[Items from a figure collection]
# # # #

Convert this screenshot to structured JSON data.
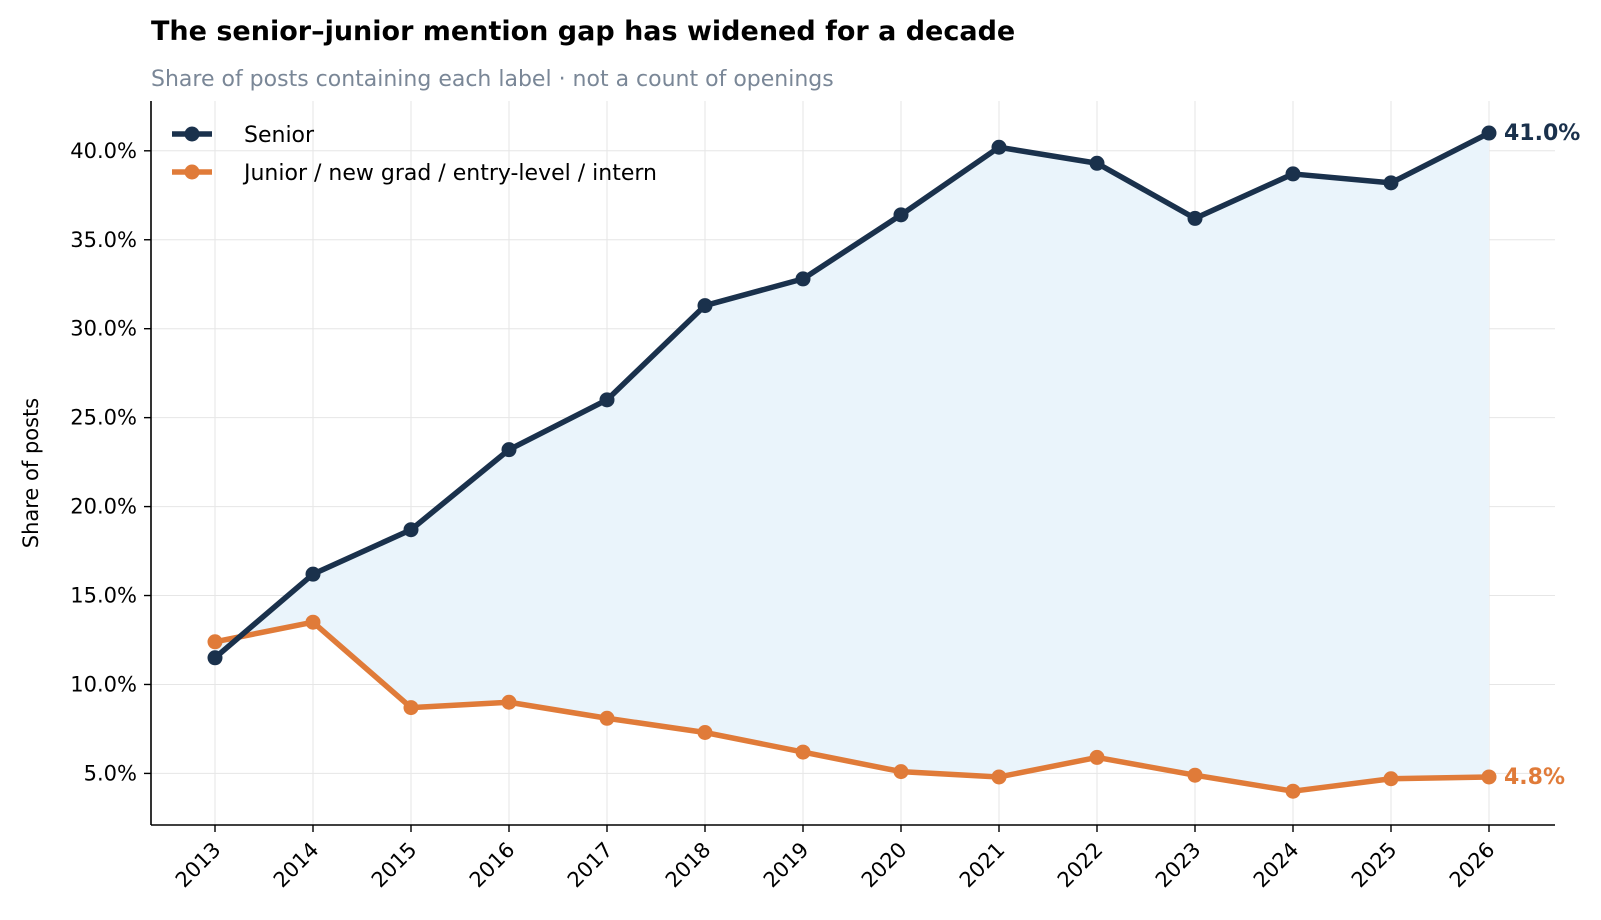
{
  "chart_data": {
    "type": "line",
    "title": "The senior–junior mention gap has widened for a decade",
    "subtitle": "Share of posts containing each label · not a count of openings",
    "xlabel": "",
    "ylabel": "Share of posts",
    "x": [
      "2013",
      "2014",
      "2015",
      "2016",
      "2017",
      "2018",
      "2019",
      "2020",
      "2021",
      "2022",
      "2023",
      "2024",
      "2025",
      "2026"
    ],
    "yticks": [
      {
        "value": 5,
        "label": "5.0%"
      },
      {
        "value": 10,
        "label": "10.0%"
      },
      {
        "value": 15,
        "label": "15.0%"
      },
      {
        "value": 20,
        "label": "20.0%"
      },
      {
        "value": 25,
        "label": "25.0%"
      },
      {
        "value": 30,
        "label": "30.0%"
      },
      {
        "value": 35,
        "label": "35.0%"
      },
      {
        "value": 40,
        "label": "40.0%"
      }
    ],
    "ylim": [
      2.1,
      42.8
    ],
    "grid": true,
    "legend_position": "top-left",
    "gap_fill_color": "#eaf4fb",
    "series": [
      {
        "name": "Senior",
        "color": "#1a314c",
        "values": [
          11.5,
          16.2,
          18.7,
          23.2,
          26.0,
          31.3,
          32.8,
          36.4,
          40.2,
          39.3,
          36.2,
          38.7,
          38.2,
          41.0
        ],
        "end_label": "41.0%"
      },
      {
        "name": "Junior / new grad / entry-level / intern",
        "color": "#e07b39",
        "values": [
          12.4,
          13.5,
          8.7,
          9.0,
          8.1,
          7.3,
          6.2,
          5.1,
          4.8,
          5.9,
          4.9,
          4.0,
          4.7,
          4.8
        ],
        "end_label": "4.8%"
      }
    ]
  }
}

# # # #

> _EXERCISE DETAILS_
Transcribe each line above verbatim, with the pictures left out.

> _TASK SOLUTION_
Convert this screenshot to structured JSON data.
{
  "chart_data": {
    "type": "line",
    "title": "The senior–junior mention gap has widened for a decade",
    "subtitle": "Share of posts containing each label · not a count of openings",
    "xlabel": "",
    "ylabel": "Share of posts",
    "x": [
      "2013",
      "2014",
      "2015",
      "2016",
      "2017",
      "2018",
      "2019",
      "2020",
      "2021",
      "2022",
      "2023",
      "2024",
      "2025",
      "2026"
    ],
    "yticks": [
      {
        "value": 5,
        "label": "5.0%"
      },
      {
        "value": 10,
        "label": "10.0%"
      },
      {
        "value": 15,
        "label": "15.0%"
      },
      {
        "value": 20,
        "label": "20.0%"
      },
      {
        "value": 25,
        "label": "25.0%"
      },
      {
        "value": 30,
        "label": "30.0%"
      },
      {
        "value": 35,
        "label": "35.0%"
      },
      {
        "value": 40,
        "label": "40.0%"
      }
    ],
    "ylim": [
      2.1,
      42.8
    ],
    "grid": true,
    "legend_position": "top-left",
    "gap_fill_color": "#eaf4fb",
    "series": [
      {
        "name": "Senior",
        "color": "#1a314c",
        "values": [
          11.5,
          16.2,
          18.7,
          23.2,
          26.0,
          31.3,
          32.8,
          36.4,
          40.2,
          39.3,
          36.2,
          38.7,
          38.2,
          41.0
        ],
        "end_label": "41.0%"
      },
      {
        "name": "Junior / new grad / entry-level / intern",
        "color": "#e07b39",
        "values": [
          12.4,
          13.5,
          8.7,
          9.0,
          8.1,
          7.3,
          6.2,
          5.1,
          4.8,
          5.9,
          4.9,
          4.0,
          4.7,
          4.8
        ],
        "end_label": "4.8%"
      }
    ]
  }
}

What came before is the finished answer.